» **Given text**:

'''

Partners In Preservation Awards $2 Million In Grants For Projects In National Parks

Great Smoky Mountains National Park Comes In 2nd

Wednesday, July 6, 2016
American Express and the National Trust for Historic Preservation on Wednesday announced the winners of the Partners in Preservation: National Parks campaign. The winning parks, determined by a popular vote, include Yellowstone National Park, Great Smoky Mountains National Park, Grand Canyon National Park, Yosemite National Park, Zion National Park, World War II Valor in the Pacific National Monument, Everglades National Park, Denali National Park and Mt. Rainier National Park.
 
The winning parks’ local nonprofit partners will receive a total of $1.8 million in grants to help fund their respective preservation projects.
The nonprofit partners for all 20 national parks which participated in the program received a $10,000 grant at the outset of the campaign to help raise awareness about their preservation needs, adding up to $2 million in grants.
 
A decade after its inception, Partners in Preservation, a community-based initiative created to raise awareness of the importance of preserving historic places, honored the National Park Service Centennial by directing its efforts to historic sites within national park units in need of preservation support. Twenty different park sites with unique histories, reflective of the diverse communities and experiences that comprise our nation’s cultural fabric, participated in the campaign. The nine winning sites accumulated the most votes throughout the campaign, which was hosted by media partner National Geographic, from May 25 through July 5.

'''

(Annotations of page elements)
'''

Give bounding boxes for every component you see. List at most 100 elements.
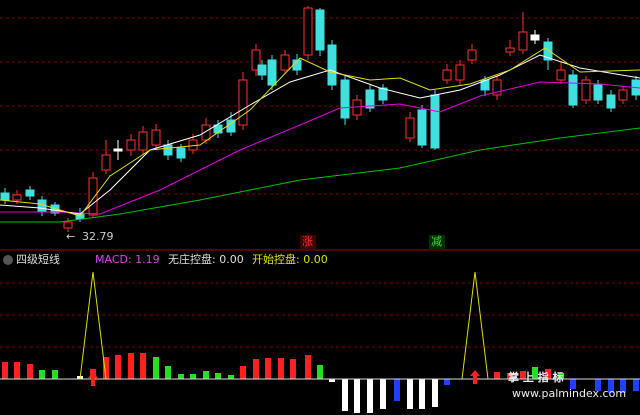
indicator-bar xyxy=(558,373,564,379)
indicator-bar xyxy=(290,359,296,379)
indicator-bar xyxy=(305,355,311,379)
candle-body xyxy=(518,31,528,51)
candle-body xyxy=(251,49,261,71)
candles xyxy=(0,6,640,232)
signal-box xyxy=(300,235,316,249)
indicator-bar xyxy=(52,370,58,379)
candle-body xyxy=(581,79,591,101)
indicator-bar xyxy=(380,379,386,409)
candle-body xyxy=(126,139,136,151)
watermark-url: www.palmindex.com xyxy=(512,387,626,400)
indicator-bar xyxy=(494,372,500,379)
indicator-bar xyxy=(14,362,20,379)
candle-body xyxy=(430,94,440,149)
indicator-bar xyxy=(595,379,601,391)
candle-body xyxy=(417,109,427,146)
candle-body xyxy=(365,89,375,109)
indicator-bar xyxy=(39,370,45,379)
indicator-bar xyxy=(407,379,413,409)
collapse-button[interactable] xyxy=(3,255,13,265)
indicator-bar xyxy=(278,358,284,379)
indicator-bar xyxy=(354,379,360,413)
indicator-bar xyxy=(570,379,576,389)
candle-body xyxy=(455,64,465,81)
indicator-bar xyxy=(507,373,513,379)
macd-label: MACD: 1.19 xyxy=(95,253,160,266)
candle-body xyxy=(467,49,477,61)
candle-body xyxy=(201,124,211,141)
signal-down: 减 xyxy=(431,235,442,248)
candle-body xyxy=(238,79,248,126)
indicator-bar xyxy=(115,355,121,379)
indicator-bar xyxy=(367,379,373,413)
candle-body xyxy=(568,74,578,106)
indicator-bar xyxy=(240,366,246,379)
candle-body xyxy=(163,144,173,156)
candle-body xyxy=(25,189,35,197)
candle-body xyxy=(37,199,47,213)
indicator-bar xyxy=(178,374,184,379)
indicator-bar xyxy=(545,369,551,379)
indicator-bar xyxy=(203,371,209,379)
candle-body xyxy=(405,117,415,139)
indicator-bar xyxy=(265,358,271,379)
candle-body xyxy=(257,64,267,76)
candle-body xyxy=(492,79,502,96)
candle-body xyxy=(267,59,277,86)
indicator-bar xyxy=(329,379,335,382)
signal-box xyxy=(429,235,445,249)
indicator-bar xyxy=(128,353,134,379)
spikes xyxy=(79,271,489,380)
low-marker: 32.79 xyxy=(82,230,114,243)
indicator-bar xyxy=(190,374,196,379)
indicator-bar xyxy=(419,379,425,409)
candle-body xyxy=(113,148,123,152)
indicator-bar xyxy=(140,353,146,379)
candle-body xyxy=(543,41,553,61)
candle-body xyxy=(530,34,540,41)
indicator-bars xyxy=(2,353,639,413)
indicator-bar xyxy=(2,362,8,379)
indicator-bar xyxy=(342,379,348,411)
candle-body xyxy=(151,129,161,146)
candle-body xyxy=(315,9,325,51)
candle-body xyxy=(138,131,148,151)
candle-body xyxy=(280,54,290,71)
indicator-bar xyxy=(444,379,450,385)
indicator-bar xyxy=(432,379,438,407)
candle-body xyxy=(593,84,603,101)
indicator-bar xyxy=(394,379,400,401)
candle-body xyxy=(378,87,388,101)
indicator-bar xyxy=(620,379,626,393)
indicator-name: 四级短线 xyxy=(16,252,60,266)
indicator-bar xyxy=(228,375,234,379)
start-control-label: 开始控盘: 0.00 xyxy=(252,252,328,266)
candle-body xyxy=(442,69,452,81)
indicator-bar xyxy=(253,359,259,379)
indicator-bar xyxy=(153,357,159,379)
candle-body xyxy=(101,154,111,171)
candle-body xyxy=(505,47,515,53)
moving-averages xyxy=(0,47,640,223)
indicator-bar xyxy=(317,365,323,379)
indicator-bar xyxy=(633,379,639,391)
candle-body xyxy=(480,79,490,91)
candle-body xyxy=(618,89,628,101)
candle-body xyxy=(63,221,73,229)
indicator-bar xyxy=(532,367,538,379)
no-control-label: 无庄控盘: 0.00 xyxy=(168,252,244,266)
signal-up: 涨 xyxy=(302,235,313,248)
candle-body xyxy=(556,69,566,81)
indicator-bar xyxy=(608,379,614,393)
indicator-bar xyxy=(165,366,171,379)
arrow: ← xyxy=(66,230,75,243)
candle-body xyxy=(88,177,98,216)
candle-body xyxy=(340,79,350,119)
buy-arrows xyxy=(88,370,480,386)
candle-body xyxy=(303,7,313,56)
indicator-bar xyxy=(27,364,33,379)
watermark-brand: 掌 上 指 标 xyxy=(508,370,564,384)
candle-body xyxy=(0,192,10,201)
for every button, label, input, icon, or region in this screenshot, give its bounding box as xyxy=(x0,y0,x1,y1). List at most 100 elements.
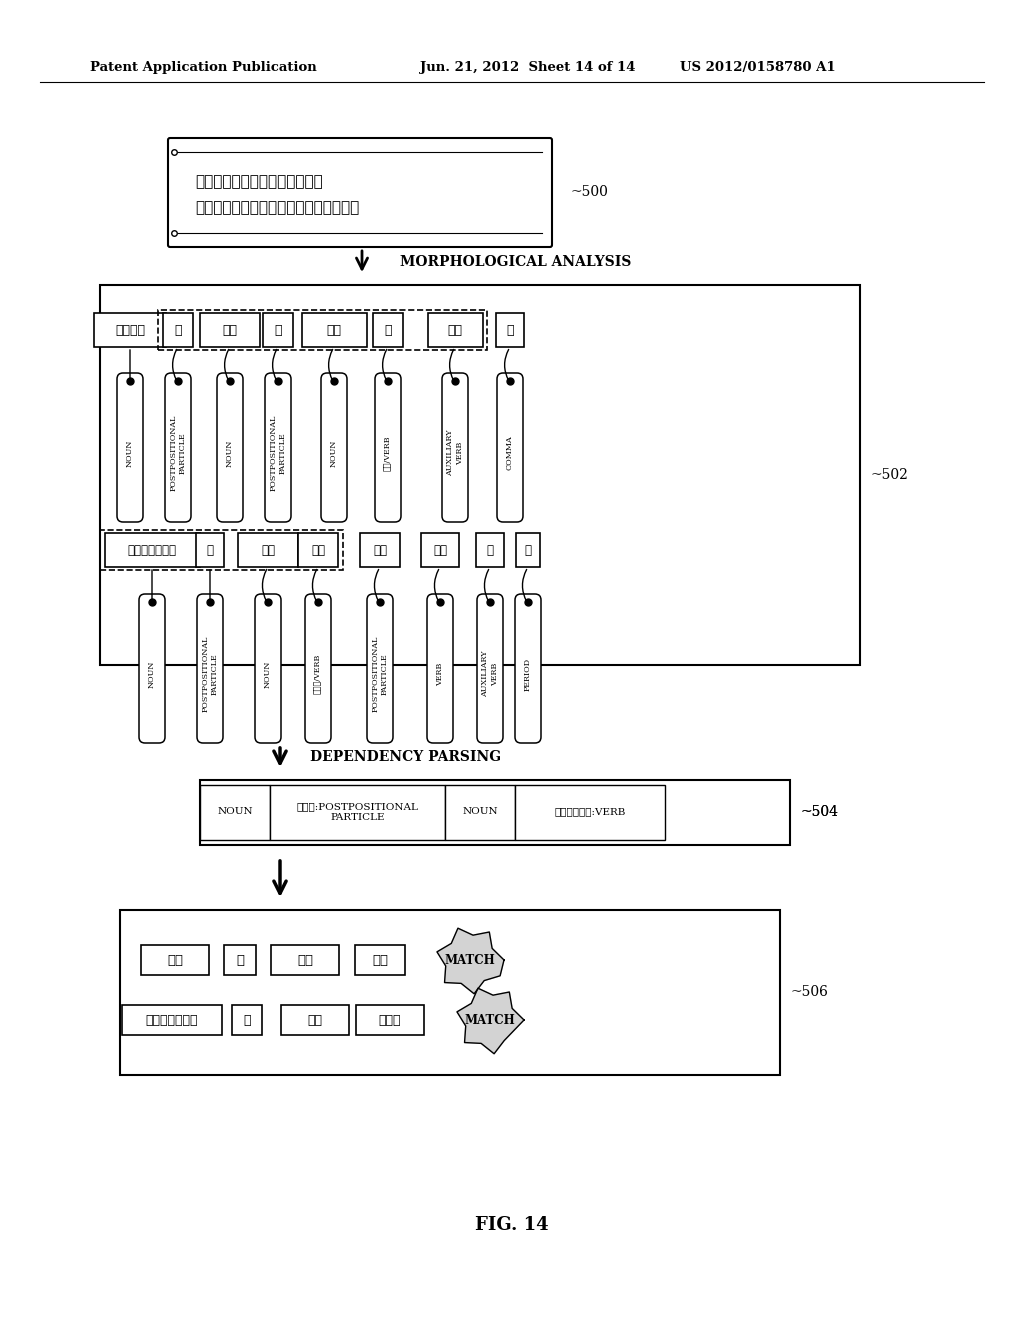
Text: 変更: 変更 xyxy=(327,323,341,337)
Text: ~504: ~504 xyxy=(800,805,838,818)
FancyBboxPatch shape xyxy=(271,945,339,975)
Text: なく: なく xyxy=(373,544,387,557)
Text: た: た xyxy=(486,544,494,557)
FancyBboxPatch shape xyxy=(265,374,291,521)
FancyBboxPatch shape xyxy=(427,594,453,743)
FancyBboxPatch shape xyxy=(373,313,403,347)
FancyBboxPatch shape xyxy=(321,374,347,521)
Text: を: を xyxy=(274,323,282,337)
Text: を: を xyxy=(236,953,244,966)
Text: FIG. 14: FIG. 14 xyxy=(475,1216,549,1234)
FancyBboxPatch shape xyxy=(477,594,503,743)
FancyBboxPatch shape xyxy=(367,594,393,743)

'''

» **To be done**:
(1) Translate this sentence from the preservation grants article into Spanish: "The winning parks’ local nonprofit partners will receive a total of $1.8 million in grants to help fund their respective preservation projects."
(2) In the listing, duplicate the lines starting at the one that contains "indicator-bar xyxy=(558,373,564,379)" and stopping after the one that contains "indicator-bar xyxy=(14,362,20,379)", with both of those lines included.
The preservation grants article and the listing have no connection to each other.

» **Worked answers**:
(1) Los socios locales sin fines de lucro de los parques ganadores recibirán un total de 1,8 millones de dólares en subvenciones para ayudar a financiar sus respectivos proyectos de preservación.

(2)
indicator-bar xyxy=(558,373,564,379)
indicator-bar xyxy=(290,359,296,379)
indicator-bar xyxy=(305,355,311,379)
candle-body xyxy=(518,31,528,51)
candle-body xyxy=(251,49,261,71)
candles xyxy=(0,6,640,232)
signal-box xyxy=(300,235,316,249)
indicator-bar xyxy=(52,370,58,379)
candle-body xyxy=(581,79,591,101)
indicator-bar xyxy=(380,379,386,409)
candle-body xyxy=(126,139,136,151)
watermark-url: www.palmindex.com xyxy=(512,387,626,400)
indicator-bar xyxy=(494,372,500,379)
indicator-bar xyxy=(14,362,20,379)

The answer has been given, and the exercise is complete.